TASK REQUIREMENTS — Every record below should be printed exactly as it appears.

- - - -

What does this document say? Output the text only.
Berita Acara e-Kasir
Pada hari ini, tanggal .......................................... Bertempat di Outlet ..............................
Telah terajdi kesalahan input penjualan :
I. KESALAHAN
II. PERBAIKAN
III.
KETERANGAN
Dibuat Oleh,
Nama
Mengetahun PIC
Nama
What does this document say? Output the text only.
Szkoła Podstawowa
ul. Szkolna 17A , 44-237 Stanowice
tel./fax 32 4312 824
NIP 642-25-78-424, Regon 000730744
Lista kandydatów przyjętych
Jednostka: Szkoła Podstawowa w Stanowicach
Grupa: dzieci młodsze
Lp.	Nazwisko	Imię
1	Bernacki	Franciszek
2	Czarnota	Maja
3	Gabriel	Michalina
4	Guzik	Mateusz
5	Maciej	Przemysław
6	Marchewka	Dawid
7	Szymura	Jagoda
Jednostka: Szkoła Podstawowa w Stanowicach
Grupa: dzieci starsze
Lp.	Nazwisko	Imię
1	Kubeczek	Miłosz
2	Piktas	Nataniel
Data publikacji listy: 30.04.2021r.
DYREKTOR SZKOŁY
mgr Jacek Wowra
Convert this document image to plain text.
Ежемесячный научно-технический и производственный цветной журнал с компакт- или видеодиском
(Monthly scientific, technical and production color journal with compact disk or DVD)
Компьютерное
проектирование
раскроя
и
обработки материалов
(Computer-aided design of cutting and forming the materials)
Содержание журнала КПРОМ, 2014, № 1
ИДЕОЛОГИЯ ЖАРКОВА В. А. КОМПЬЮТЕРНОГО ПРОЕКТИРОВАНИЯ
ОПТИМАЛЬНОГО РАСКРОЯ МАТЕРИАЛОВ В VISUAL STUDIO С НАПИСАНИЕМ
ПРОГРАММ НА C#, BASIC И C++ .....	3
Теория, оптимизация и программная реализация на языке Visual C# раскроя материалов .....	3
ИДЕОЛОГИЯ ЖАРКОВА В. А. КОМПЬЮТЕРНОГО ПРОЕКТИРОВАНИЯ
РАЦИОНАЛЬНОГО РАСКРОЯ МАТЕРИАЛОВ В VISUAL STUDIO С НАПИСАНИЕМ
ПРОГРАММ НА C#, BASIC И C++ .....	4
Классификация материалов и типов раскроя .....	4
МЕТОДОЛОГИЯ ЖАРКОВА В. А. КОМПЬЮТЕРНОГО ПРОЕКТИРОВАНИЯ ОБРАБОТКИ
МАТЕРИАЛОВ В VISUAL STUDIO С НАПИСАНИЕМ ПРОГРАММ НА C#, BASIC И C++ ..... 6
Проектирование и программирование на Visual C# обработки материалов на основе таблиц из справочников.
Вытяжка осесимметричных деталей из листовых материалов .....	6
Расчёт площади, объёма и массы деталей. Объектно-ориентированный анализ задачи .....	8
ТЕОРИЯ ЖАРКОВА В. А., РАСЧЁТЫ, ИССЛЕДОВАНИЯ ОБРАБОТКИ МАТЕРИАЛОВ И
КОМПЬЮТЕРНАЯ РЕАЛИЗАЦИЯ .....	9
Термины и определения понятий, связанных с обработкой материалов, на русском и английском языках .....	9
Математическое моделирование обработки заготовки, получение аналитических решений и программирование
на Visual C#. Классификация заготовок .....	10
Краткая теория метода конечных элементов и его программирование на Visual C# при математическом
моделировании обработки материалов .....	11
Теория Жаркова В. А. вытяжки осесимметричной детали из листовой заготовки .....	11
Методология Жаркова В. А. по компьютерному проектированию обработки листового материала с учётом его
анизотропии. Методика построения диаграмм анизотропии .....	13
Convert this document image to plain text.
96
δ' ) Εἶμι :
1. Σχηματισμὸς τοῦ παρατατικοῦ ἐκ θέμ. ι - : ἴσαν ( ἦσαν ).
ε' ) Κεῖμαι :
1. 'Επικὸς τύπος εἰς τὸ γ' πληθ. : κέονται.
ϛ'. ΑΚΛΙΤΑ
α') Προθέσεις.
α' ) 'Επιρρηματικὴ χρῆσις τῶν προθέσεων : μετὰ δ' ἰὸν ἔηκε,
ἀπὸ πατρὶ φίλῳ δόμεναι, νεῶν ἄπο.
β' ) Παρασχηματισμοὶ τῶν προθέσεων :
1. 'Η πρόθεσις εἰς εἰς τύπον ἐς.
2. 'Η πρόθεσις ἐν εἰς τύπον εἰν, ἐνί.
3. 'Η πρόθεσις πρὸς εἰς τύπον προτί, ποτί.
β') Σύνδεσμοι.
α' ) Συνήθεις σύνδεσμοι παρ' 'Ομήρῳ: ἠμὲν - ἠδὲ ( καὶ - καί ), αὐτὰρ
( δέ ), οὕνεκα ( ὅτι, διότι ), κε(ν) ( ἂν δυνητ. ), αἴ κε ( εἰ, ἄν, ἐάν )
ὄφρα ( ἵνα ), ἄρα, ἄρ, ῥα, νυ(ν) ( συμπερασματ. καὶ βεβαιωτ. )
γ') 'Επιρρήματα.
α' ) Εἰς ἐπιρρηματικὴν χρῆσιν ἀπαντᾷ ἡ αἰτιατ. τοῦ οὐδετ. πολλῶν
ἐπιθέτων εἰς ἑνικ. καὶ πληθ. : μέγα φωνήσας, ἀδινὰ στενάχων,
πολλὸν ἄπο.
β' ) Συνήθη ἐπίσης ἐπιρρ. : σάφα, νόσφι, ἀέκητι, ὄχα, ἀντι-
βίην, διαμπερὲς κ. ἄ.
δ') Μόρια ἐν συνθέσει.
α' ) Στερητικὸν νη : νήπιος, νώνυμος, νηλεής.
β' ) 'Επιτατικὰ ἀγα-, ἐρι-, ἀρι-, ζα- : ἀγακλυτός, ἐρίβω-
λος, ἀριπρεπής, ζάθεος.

- - - -

ANSWER TO THIS TASK —
What does this document say? Output the text only.
Berita Acara e-Kasir
Pada hari ini, tanggal .......................................... Bertempat di Outlet ..............................
Telah terajdi kesalahan input penjualan :
I. KESALAHAN
II. PERBAIKAN
III.
KETERANGAN
Dibuat Oleh,
Nama
Mengetahun PIC
Nama
What does this document say? Output the text only.
Szkoła Podstawowa
ul. Szkolna 17A , 44-237 Stanowice
tel./fax 32 4312 824
NIP 642-25-78-424, Regon 000730744
Lista kandydatów przyjętych
Jednostka: Szkoła Podstawowa w Stanowicach
Grupa: dzieci młodsze
Lp.	Nazwisko	Imię
1	Bernacki	Franciszek
2	Czarnota	Maja
3	Gabriel	Michalina
4	Guzik	Mateusz
5	Maciej	Przemysław
6	Marchewka	Dawid
7	Szymura	Jagoda
Jednostka: Szkoła Podstawowa w Stanowicach
Grupa: dzieci starsze
Lp.	Nazwisko	Imię
1	Kubeczek	Miłosz
2	Piktas	Nataniel
Data publikacji listy: 30.04.2021r.
DYREKTOR SZKOŁY
mgr Jacek Wowra
Convert this document image to plain text.
Ежемесячный научно-технический и производственный цветной журнал с компакт- или видеодиском
(Monthly scientific, technical and production color journal with compact disk or DVD)
Компьютерное
проектирование
раскроя
и
обработки материалов
(Computer-aided design of cutting and forming the materials)
Содержание журнала КПРОМ, 2014, № 1
ИДЕОЛОГИЯ ЖАРКОВА В. А. КОМПЬЮТЕРНОГО ПРОЕКТИРОВАНИЯ
ОПТИМАЛЬНОГО РАСКРОЯ МАТЕРИАЛОВ В VISUAL STUDIO С НАПИСАНИЕМ
ПРОГРАММ НА C#, BASIC И C++ .....	3
Теория, оптимизация и программная реализация на языке Visual C# раскроя материалов .....	3
ИДЕОЛОГИЯ ЖАРКОВА В. А. КОМПЬЮТЕРНОГО ПРОЕКТИРОВАНИЯ
РАЦИОНАЛЬНОГО РАСКРОЯ МАТЕРИАЛОВ В VISUAL STUDIO С НАПИСАНИЕМ
ПРОГРАММ НА C#, BASIC И C++ .....	4
Классификация материалов и типов раскроя .....	4
МЕТОДОЛОГИЯ ЖАРКОВА В. А. КОМПЬЮТЕРНОГО ПРОЕКТИРОВАНИЯ ОБРАБОТКИ
МАТЕРИАЛОВ В VISUAL STUDIO С НАПИСАНИЕМ ПРОГРАММ НА C#, BASIC И C++ ..... 6
Проектирование и программирование на Visual C# обработки материалов на основе таблиц из справочников.
Вытяжка осесимметричных деталей из листовых материалов .....	6
Расчёт площади, объёма и массы деталей. Объектно-ориентированный анализ задачи .....	8
ТЕОРИЯ ЖАРКОВА В. А., РАСЧЁТЫ, ИССЛЕДОВАНИЯ ОБРАБОТКИ МАТЕРИАЛОВ И
КОМПЬЮТЕРНАЯ РЕАЛИЗАЦИЯ .....	9
Термины и определения понятий, связанных с обработкой материалов, на русском и английском языках .....	9
Математическое моделирование обработки заготовки, получение аналитических решений и программирование
на Visual C#. Классификация заготовок .....	10
Краткая теория метода конечных элементов и его программирование на Visual C# при математическом
моделировании обработки материалов .....	11
Теория Жаркова В. А. вытяжки осесимметричной детали из листовой заготовки .....	11
Методология Жаркова В. А. по компьютерному проектированию обработки листового материала с учётом его
анизотропии. Методика построения диаграмм анизотропии .....	13
Convert this document image to plain text.
96
δ' ) Εἶμι :
1. Σχηματισμὸς τοῦ παρατατικοῦ ἐκ θέμ. ι - : ἴσαν ( ἦσαν ).
ε' ) Κεῖμαι :
1. 'Επικὸς τύπος εἰς τὸ γ' πληθ. : κέονται.
ϛ'. ΑΚΛΙΤΑ
α') Προθέσεις.
α' ) 'Επιρρηματικὴ χρῆσις τῶν προθέσεων : μετὰ δ' ἰὸν ἔηκε,
ἀπὸ πατρὶ φίλῳ δόμεναι, νεῶν ἄπο.
β' ) Παρασχηματισμοὶ τῶν προθέσεων :
1. 'Η πρόθεσις εἰς εἰς τύπον ἐς.
2. 'Η πρόθεσις ἐν εἰς τύπον εἰν, ἐνί.
3. 'Η πρόθεσις πρὸς εἰς τύπον προτί, ποτί.
β') Σύνδεσμοι.
α' ) Συνήθεις σύνδεσμοι παρ' 'Ομήρῳ: ἠμὲν - ἠδὲ ( καὶ - καί ), αὐτὰρ
( δέ ), οὕνεκα ( ὅτι, διότι ), κε(ν) ( ἂν δυνητ. ), αἴ κε ( εἰ, ἄν, ἐάν )
ὄφρα ( ἵνα ), ἄρα, ἄρ, ῥα, νυ(ν) ( συμπερασματ. καὶ βεβαιωτ. )
γ') 'Επιρρήματα.
α' ) Εἰς ἐπιρρηματικὴν χρῆσιν ἀπαντᾷ ἡ αἰτιατ. τοῦ οὐδετ. πολλῶν
ἐπιθέτων εἰς ἑνικ. καὶ πληθ. : μέγα φωνήσας, ἀδινὰ στενάχων,
πολλὸν ἄπο.
β' ) Συνήθη ἐπίσης ἐπιρρ. : σάφα, νόσφι, ἀέκητι, ὄχα, ἀντι-
βίην, διαμπερὲς κ. ἄ.
δ') Μόρια ἐν συνθέσει.
α' ) Στερητικὸν νη : νήπιος, νώνυμος, νηλεής.
β' ) 'Επιτατικὰ ἀγα-, ἐρι-, ἀρι-, ζα- : ἀγακλυτός, ἐρίβω-
λος, ἀριπρεπής, ζάθεος.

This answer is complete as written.